*CHALLENGE*.
Go through the listing and return every line with "marker" in it.
** start INPUT DATA **
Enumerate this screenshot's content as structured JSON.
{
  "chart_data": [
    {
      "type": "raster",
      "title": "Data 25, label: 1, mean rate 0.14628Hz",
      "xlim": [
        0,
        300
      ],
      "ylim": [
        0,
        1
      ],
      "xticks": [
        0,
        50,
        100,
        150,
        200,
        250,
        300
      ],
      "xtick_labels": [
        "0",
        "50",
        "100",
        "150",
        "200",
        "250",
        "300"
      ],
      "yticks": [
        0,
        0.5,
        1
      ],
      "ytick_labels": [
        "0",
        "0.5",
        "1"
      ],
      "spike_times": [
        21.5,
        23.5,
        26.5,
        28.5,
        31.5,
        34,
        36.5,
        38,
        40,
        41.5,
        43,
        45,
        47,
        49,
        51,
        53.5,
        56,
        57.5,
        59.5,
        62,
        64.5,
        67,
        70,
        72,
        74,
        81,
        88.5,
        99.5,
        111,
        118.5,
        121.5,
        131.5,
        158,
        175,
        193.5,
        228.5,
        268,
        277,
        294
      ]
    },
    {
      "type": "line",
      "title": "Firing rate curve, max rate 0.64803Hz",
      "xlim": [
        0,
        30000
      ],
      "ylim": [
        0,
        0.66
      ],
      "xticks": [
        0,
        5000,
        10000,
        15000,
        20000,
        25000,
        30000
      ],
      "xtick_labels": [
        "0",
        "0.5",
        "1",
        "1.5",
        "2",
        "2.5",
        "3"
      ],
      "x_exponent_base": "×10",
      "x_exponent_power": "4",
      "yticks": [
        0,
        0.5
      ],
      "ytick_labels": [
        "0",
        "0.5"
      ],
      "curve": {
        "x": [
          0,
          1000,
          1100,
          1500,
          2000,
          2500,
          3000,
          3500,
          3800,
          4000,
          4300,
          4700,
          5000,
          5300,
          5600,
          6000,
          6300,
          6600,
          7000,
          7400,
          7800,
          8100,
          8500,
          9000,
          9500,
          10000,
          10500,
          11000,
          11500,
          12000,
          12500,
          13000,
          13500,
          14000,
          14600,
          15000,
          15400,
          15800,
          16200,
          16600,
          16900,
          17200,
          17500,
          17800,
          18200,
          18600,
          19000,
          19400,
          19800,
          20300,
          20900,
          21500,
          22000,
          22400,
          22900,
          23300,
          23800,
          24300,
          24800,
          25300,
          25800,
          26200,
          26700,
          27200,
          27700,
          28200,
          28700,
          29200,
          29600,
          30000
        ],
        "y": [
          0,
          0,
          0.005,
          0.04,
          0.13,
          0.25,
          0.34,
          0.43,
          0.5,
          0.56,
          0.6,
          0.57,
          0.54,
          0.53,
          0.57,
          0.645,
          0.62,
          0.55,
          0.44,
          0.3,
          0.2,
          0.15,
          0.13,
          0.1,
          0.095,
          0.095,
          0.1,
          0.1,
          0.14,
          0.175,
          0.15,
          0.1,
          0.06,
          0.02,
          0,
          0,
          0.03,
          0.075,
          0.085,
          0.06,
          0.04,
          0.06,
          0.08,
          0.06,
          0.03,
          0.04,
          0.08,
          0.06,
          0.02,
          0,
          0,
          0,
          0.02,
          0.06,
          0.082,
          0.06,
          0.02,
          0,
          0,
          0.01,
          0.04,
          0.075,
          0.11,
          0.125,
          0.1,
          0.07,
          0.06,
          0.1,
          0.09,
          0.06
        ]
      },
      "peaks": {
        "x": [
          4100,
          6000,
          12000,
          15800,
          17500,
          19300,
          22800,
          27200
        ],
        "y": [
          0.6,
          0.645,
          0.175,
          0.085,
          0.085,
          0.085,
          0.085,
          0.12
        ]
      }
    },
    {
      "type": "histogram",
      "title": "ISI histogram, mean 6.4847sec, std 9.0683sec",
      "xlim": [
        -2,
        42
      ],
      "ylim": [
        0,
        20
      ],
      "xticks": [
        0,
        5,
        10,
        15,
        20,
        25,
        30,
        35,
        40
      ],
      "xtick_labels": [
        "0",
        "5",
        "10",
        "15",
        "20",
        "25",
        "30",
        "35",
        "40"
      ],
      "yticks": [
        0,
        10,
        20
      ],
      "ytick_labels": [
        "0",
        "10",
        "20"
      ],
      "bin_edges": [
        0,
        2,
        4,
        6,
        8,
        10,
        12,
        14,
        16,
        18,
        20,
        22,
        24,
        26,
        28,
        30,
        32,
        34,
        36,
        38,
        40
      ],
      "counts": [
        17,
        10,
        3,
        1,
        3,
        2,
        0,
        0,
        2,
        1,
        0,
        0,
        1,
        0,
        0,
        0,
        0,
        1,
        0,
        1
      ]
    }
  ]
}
** end INPUT DATA **
** start INPUT DATA **
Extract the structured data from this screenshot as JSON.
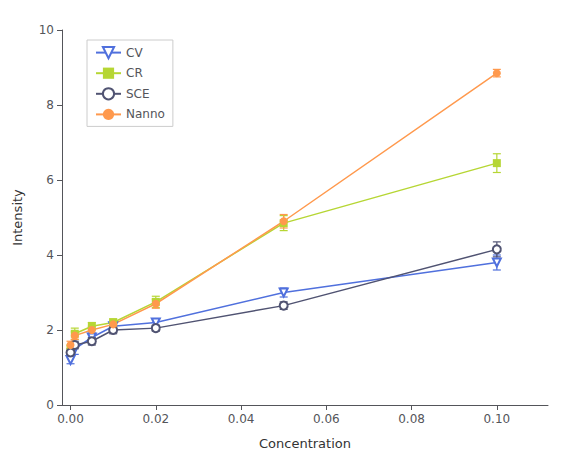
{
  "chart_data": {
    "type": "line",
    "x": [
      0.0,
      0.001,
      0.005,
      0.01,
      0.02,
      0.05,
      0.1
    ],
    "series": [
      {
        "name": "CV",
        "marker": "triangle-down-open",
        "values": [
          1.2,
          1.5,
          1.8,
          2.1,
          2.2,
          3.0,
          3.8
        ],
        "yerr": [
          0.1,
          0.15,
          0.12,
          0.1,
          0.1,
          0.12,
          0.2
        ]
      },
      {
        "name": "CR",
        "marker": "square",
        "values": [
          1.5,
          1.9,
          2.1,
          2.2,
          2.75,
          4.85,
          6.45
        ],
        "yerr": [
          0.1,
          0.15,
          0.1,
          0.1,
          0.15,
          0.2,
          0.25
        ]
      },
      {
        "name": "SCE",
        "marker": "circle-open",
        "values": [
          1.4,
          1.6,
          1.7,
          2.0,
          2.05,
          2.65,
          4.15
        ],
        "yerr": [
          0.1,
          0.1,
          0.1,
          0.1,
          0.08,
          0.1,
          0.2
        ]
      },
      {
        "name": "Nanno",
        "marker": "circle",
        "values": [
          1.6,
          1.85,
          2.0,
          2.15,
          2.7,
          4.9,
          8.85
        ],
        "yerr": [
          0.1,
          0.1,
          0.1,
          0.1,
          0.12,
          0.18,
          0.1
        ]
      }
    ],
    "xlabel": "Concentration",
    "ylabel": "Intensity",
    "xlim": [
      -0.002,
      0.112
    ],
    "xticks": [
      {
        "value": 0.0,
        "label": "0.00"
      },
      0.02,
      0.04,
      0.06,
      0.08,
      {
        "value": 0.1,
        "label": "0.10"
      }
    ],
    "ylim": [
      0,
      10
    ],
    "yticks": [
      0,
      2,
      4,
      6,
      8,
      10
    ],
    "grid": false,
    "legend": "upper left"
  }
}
** end INPUT DATA **
*WORKED ANSWER*.
        "marker": "triangle-down-open",
        "marker": "square",
        "marker": "circle-open",
        "marker": "circle",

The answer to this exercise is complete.